Below are some records; give them all again exactly, but not the pictures.

Begin SUPPLIED ENTRIES

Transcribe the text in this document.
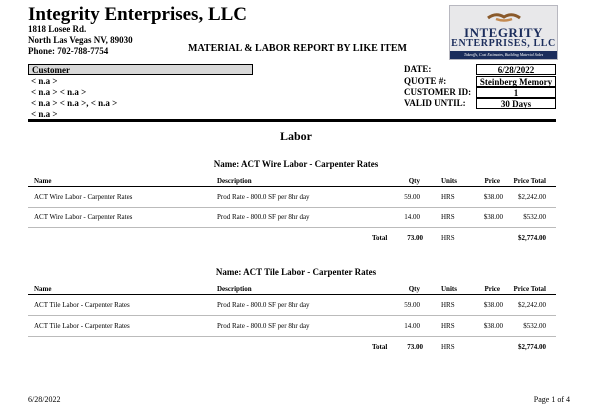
Integrity Enterprises, LLC
1818 Losee Rd.
North Las Vegas NV, 89030
Phone: 702-788-7754	MATERIAL & LABOR REPORT BY LIKE ITEM
INTEGRITY
ENTERPRISES, LLC
Takeoffs, Cost Estimates, Building Material Sales
Customer
< n.a >
< n.a > < n.a >
< n.a > < n.a >, < n.a >
< n.a >
DATE:	6/28/2022
QUOTE #:	Steinberg Memory
CUSTOMER ID:	1
VALID UNTIL:	30 Days
Labor
Name: ACT Wire Labor - Carpenter Rates
Name	Description	Qty	Units	Price	Price Total
ACT Wire Labor - Carpenter Rates	Prod Rate - 800.0 SF per 8hr day	59.00	HRS	$38.00	$2,242.00
ACT Wire Labor - Carpenter Rates	Prod Rate - 800.0 SF per 8hr day	14.00	HRS	$38.00	$532.00
Total	73.00	HRS	$2,774.00
Name: ACT Tile Labor - Carpenter Rates
Name	Description	Qty	Units	Price	Price Total
ACT Tile Labor - Carpenter Rates	Prod Rate - 800.0 SF per 8hr day	59.00	HRS	$38.00	$2,242.00
ACT Tile Labor - Carpenter Rates	Prod Rate - 800.0 SF per 8hr day	14.00	HRS	$38.00	$532.00
Total	73.00	HRS	$2,774.00
6/28/2022	Page 1 of 4
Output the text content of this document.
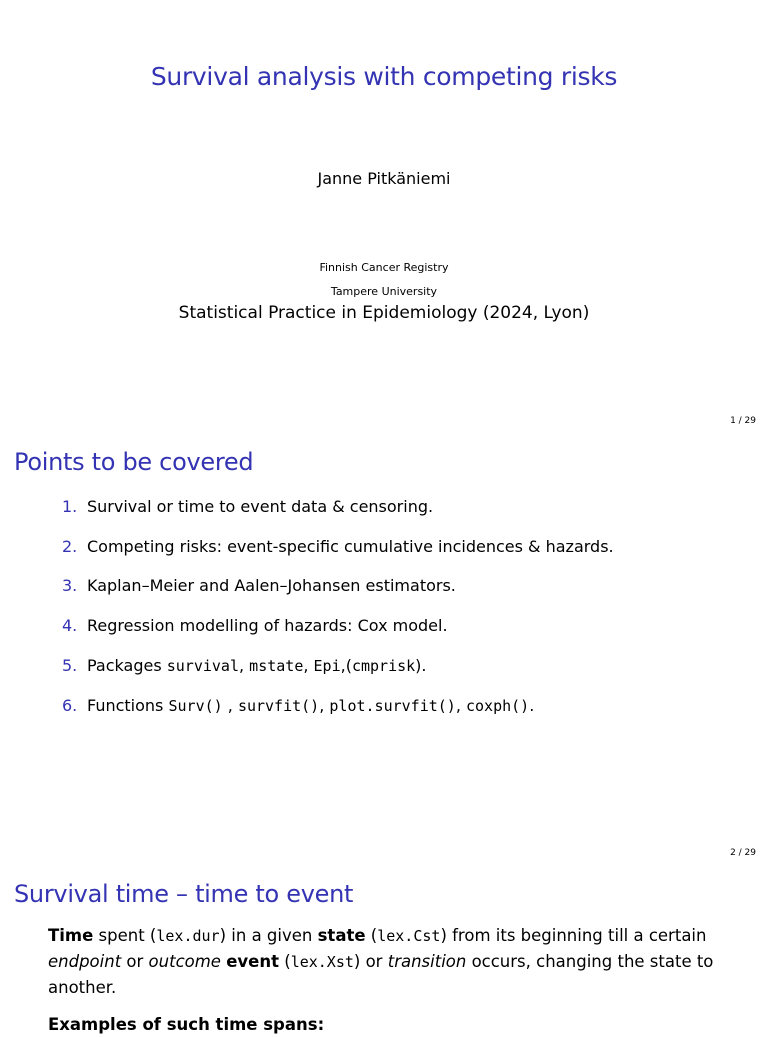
Survival analysis with competing risks
Janne Pitkäniemi
Finnish Cancer Registry
Tampere University
Statistical Practice in Epidemiology (2024, Lyon)
1 / 29
Points to be covered
1. Survival or time to event data & censoring.
2. Competing risks: event-specific cumulative incidences & hazards.
3. Kaplan–Meier and Aalen–Johansen estimators.
4. Regression modelling of hazards: Cox model.
5. Packages survival, mstate, Epi,(cmprisk).
6. Functions Surv() , survfit(), plot.survfit(), coxph().
2 / 29
Survival time – time to event
Time spent (lex.dur) in a given state (lex.Cst) from its beginning till a certain endpoint or outcome event (lex.Xst) or transition occurs, changing the state to another.
Examples of such time spans:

End SUPPLIED ENTRIES

* **RESPONSE TO THE EXERCISE**
Transcribe the text in this document.
Integrity Enterprises, LLC
1818 Losee Rd.
North Las Vegas NV, 89030
Phone: 702-788-7754	MATERIAL & LABOR REPORT BY LIKE ITEM
INTEGRITY
ENTERPRISES, LLC
Takeoffs, Cost Estimates, Building Material Sales
Customer
< n.a >
< n.a > < n.a >
< n.a > < n.a >, < n.a >
< n.a >
DATE:	6/28/2022
QUOTE #:	Steinberg Memory
CUSTOMER ID:	1
VALID UNTIL:	30 Days
Labor
Name: ACT Wire Labor - Carpenter Rates
Name	Description	Qty	Units	Price	Price Total
ACT Wire Labor - Carpenter Rates	Prod Rate - 800.0 SF per 8hr day	59.00	HRS	$38.00	$2,242.00
ACT Wire Labor - Carpenter Rates	Prod Rate - 800.0 SF per 8hr day	14.00	HRS	$38.00	$532.00
Total	73.00	HRS	$2,774.00
Name: ACT Tile Labor - Carpenter Rates
Name	Description	Qty	Units	Price	Price Total
ACT Tile Labor - Carpenter Rates	Prod Rate - 800.0 SF per 8hr day	59.00	HRS	$38.00	$2,242.00
ACT Tile Labor - Carpenter Rates	Prod Rate - 800.0 SF per 8hr day	14.00	HRS	$38.00	$532.00
Total	73.00	HRS	$2,774.00
6/28/2022	Page 1 of 4
Output the text content of this document.
Survival analysis with competing risks
Janne Pitkäniemi
Finnish Cancer Registry
Tampere University
Statistical Practice in Epidemiology (2024, Lyon)
1 / 29
Points to be covered
1. Survival or time to event data & censoring.
2. Competing risks: event-specific cumulative incidences & hazards.
3. Kaplan–Meier and Aalen–Johansen estimators.
4. Regression modelling of hazards: Cox model.
5. Packages survival, mstate, Epi,(cmprisk).
6. Functions Surv() , survfit(), plot.survfit(), coxph().
2 / 29
Survival time – time to event
Time spent (lex.dur) in a given state (lex.Cst) from its beginning till a certain endpoint or outcome event (lex.Xst) or transition occurs, changing the state to another.
Examples of such time spans:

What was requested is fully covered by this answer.